Records contained in a dataset
——

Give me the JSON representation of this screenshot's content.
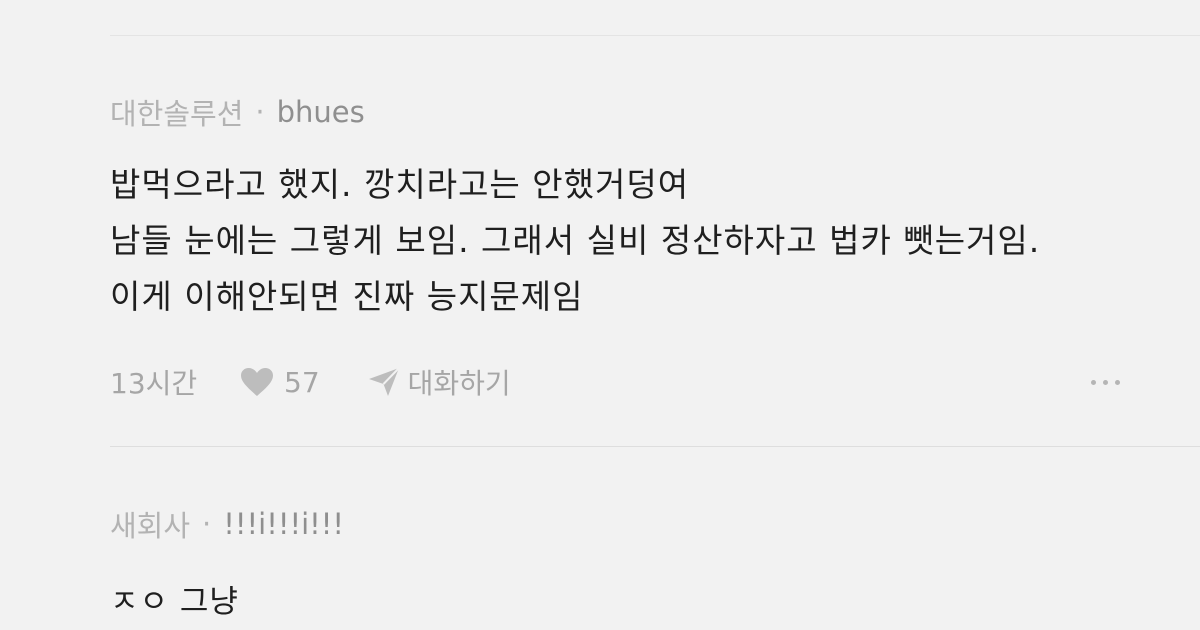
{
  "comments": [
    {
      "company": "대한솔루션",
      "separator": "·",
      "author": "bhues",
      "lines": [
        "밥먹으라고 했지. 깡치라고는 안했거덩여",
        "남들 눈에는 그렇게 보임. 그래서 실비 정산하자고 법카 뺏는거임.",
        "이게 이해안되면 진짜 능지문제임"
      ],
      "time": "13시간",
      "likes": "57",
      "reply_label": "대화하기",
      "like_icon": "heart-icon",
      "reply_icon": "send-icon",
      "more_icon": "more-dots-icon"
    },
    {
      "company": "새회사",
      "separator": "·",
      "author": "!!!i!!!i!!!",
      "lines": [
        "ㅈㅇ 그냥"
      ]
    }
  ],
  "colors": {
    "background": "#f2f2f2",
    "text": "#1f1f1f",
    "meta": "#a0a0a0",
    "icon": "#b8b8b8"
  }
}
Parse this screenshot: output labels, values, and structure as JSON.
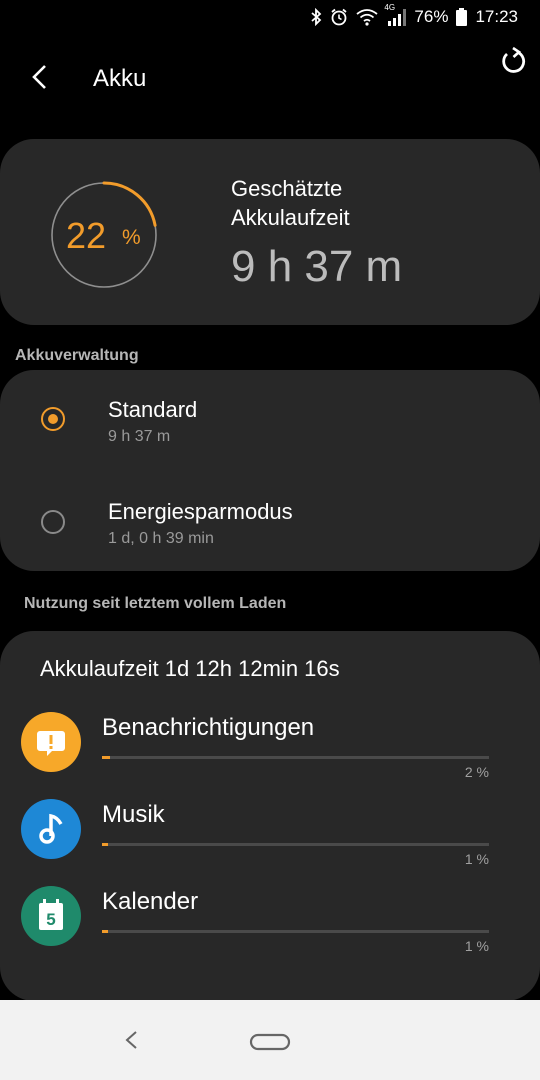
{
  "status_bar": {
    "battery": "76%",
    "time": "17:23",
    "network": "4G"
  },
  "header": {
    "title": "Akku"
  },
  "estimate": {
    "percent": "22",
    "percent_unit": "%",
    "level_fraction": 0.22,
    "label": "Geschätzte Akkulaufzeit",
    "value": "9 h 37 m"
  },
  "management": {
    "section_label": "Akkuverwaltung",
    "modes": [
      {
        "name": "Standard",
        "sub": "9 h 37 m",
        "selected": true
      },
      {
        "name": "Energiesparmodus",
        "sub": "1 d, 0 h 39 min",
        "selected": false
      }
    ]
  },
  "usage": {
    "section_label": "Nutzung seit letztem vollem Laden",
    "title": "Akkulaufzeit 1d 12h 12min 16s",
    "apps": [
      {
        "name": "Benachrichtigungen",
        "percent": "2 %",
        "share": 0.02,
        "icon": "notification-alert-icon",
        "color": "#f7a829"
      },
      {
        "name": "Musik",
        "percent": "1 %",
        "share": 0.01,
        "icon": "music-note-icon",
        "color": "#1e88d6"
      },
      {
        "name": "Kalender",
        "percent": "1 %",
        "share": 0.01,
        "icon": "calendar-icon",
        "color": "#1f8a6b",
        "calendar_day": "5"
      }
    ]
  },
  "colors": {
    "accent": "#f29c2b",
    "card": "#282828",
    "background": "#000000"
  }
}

——

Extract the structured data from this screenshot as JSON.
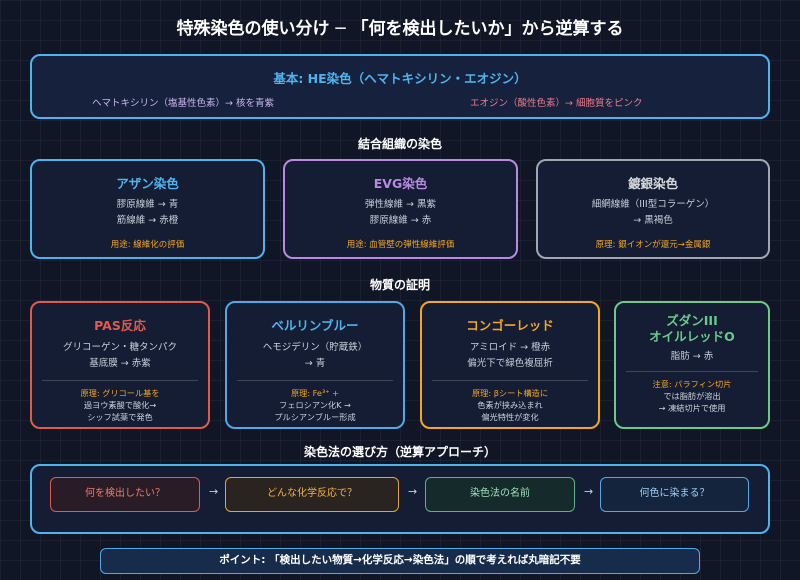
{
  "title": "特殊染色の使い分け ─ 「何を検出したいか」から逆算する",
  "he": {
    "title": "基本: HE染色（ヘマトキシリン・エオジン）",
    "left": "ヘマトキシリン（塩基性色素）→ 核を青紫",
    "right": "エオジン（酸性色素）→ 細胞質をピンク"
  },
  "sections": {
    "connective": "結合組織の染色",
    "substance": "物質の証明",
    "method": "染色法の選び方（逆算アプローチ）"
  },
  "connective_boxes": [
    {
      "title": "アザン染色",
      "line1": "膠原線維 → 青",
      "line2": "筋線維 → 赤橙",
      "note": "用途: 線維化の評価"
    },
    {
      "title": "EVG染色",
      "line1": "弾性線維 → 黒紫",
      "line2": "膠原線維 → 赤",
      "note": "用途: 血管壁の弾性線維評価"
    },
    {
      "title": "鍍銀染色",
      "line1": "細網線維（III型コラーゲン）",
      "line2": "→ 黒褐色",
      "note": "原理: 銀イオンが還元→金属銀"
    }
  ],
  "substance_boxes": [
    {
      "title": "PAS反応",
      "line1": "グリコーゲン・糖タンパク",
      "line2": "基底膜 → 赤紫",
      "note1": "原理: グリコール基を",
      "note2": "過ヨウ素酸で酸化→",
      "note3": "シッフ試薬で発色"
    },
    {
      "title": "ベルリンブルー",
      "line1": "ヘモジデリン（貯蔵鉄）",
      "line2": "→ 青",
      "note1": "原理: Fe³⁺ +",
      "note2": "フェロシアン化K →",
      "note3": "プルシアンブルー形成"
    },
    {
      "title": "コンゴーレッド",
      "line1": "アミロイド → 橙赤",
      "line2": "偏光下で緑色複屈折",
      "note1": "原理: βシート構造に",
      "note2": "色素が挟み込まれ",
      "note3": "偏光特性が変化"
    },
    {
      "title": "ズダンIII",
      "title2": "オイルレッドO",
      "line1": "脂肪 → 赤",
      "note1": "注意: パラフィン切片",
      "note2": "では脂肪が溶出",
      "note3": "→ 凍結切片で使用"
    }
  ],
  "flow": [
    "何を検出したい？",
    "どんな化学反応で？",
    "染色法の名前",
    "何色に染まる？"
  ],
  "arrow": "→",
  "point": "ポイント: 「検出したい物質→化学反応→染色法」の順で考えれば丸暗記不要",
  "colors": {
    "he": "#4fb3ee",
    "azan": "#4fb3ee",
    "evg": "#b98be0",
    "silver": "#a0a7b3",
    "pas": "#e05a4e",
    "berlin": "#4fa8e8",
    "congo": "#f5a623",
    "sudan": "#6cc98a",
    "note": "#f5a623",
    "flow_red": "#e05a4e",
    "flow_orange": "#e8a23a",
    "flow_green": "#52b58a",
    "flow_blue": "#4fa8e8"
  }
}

——

◆ Task objective:
Scan the entries above for the word "エオジン" and collect each line holding it.

◆ The result:
    "title": "基本: HE染色（ヘマトキシリン・エオジン）",
    "right": "エオジン（酸性色素）→ 細胞質をピンク"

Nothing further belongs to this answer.